• Supplied data
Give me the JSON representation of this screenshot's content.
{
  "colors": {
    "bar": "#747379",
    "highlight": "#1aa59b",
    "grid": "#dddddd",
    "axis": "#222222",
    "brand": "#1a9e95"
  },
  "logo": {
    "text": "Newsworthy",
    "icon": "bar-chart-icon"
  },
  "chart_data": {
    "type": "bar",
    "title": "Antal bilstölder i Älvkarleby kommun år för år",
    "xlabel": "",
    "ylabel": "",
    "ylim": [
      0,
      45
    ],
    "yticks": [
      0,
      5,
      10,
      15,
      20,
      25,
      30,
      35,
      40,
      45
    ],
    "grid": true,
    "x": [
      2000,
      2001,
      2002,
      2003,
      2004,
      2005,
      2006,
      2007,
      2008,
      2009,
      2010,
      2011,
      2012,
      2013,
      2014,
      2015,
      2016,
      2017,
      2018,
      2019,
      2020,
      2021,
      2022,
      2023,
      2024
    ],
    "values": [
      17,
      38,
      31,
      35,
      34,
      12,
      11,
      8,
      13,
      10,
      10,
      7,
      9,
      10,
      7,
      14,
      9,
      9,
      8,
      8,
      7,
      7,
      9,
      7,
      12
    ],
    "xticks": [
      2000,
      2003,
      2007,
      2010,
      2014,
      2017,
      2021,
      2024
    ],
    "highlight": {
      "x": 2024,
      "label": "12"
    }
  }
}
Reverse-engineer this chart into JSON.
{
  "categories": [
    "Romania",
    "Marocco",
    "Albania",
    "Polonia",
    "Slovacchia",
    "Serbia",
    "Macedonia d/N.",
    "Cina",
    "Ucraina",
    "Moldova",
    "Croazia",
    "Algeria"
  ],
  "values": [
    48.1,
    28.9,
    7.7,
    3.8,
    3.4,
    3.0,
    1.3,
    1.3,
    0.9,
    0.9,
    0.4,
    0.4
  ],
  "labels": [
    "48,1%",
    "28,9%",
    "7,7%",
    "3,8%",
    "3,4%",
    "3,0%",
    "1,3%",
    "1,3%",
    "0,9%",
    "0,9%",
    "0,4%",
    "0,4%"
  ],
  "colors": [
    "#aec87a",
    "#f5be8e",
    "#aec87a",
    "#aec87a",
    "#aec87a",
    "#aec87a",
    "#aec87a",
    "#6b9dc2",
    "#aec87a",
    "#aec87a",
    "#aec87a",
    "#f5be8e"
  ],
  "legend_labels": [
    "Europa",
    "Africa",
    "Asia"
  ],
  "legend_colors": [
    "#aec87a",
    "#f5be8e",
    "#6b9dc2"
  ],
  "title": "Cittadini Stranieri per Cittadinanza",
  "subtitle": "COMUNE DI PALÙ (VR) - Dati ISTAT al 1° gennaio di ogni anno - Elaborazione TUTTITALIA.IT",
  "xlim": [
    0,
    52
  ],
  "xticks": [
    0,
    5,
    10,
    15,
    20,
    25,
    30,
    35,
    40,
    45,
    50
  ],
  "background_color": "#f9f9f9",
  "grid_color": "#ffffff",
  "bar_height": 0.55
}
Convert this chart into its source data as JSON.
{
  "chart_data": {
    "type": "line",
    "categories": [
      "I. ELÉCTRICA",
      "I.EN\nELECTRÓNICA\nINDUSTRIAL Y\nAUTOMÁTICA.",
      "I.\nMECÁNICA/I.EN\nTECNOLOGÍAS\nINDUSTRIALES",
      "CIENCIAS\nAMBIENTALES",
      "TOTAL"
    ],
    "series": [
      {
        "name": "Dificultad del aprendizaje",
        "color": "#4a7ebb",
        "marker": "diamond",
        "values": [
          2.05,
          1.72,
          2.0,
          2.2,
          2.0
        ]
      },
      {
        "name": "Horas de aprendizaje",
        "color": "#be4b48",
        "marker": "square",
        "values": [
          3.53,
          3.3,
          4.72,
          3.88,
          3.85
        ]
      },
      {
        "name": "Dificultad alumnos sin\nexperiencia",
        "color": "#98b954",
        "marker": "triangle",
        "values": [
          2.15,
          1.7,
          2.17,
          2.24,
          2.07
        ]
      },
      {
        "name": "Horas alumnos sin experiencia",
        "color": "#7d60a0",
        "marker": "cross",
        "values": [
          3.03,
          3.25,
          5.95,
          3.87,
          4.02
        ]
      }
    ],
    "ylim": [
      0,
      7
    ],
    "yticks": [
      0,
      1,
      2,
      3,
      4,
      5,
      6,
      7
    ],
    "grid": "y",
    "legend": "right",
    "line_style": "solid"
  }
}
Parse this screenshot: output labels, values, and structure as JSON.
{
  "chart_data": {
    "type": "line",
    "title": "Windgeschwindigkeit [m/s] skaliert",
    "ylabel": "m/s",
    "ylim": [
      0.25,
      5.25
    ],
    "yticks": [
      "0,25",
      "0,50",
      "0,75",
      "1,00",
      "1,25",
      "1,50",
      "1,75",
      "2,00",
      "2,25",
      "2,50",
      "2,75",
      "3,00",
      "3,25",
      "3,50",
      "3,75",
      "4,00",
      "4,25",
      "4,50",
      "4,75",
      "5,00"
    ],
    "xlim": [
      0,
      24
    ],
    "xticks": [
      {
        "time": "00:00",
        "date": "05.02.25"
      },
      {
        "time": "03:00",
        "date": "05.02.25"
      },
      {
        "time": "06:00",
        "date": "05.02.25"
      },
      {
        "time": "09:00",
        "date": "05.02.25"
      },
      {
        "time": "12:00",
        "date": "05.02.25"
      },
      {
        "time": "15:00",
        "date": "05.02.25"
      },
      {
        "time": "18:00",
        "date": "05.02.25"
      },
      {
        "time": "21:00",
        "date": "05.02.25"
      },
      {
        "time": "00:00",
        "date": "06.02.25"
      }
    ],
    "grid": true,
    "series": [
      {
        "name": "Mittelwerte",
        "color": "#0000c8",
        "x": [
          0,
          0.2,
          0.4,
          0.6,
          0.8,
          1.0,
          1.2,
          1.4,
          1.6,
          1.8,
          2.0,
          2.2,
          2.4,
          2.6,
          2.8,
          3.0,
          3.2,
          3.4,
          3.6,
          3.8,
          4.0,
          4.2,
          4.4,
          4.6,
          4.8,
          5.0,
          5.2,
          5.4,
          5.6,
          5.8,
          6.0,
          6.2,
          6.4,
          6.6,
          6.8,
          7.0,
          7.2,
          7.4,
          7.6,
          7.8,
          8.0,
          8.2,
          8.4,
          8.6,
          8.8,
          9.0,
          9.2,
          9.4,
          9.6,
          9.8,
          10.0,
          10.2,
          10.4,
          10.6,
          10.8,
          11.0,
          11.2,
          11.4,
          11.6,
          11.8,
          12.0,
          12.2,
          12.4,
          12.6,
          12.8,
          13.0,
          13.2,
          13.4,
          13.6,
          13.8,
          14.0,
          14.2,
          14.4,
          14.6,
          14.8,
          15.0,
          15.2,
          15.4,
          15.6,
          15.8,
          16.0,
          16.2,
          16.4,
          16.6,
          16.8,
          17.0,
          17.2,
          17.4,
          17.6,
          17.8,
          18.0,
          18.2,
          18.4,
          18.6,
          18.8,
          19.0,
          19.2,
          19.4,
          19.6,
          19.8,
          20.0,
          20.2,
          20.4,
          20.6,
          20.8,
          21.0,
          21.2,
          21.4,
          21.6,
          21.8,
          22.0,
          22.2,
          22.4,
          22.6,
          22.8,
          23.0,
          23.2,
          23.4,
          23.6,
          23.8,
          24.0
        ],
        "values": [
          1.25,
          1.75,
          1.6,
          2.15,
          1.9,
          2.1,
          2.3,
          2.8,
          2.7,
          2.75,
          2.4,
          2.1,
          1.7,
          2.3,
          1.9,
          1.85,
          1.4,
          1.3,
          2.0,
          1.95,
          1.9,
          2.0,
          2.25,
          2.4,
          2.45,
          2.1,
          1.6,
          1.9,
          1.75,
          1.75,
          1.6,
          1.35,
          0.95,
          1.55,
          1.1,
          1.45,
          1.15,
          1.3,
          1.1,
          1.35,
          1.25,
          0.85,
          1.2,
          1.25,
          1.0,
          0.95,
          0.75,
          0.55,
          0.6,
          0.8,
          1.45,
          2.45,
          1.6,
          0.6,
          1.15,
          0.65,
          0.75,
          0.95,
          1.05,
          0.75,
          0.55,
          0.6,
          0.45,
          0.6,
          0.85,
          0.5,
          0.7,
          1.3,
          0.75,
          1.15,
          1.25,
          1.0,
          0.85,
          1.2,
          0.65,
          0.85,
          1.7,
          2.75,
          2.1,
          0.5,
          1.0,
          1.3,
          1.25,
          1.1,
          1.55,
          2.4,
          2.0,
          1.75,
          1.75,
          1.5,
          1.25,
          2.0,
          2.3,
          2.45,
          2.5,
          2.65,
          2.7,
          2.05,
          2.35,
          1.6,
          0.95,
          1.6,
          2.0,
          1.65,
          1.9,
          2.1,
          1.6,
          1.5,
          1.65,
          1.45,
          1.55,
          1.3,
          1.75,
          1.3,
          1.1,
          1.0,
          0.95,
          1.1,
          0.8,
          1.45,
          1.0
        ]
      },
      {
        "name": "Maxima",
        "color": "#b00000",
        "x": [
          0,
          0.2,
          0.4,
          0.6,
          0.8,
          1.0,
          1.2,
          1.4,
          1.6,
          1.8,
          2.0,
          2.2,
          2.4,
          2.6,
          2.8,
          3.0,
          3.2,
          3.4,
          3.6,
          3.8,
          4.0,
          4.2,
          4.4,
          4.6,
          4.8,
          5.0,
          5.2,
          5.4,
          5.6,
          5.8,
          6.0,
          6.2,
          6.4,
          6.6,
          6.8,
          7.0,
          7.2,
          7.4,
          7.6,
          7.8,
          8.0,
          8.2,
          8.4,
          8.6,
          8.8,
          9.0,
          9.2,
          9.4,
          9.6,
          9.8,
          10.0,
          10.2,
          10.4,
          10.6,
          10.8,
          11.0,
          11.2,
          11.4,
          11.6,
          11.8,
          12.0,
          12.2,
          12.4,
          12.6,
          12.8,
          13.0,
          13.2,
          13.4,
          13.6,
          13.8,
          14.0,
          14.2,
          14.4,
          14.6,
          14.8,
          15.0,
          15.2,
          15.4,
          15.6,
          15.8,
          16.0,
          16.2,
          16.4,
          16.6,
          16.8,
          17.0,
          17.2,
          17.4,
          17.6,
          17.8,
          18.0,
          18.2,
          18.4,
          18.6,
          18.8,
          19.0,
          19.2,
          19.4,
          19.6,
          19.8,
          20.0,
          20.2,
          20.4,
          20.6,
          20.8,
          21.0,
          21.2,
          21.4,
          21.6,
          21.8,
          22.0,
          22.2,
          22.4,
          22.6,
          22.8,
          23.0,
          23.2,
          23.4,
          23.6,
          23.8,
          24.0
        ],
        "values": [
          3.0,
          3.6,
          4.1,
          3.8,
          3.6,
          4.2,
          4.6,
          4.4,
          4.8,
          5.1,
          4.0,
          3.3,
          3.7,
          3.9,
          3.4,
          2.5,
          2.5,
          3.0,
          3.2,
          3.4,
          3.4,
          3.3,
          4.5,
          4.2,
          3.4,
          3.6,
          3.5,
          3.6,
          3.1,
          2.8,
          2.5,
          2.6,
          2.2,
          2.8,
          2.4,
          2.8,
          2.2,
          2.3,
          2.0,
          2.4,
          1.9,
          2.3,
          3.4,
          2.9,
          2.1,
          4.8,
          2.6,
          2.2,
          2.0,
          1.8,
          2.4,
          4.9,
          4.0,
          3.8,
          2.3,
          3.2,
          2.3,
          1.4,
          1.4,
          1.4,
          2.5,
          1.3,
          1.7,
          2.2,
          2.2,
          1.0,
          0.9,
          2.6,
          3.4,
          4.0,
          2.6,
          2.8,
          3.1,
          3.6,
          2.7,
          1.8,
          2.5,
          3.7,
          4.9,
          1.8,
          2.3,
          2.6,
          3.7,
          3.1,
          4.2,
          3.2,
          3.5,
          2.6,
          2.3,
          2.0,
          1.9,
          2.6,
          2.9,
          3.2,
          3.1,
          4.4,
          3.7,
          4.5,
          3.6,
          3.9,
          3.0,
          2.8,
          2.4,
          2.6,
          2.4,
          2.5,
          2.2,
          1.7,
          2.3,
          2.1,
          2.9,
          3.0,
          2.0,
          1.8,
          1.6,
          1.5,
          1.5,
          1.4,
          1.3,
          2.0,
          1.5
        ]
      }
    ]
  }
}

• Aim of the exercise
Pull out all lines from the listing that contain the string "alumnos".

• The response
        "name": "Dificultad alumnos sin\nexperiencia",
        "name": "Horas alumnos sin experiencia",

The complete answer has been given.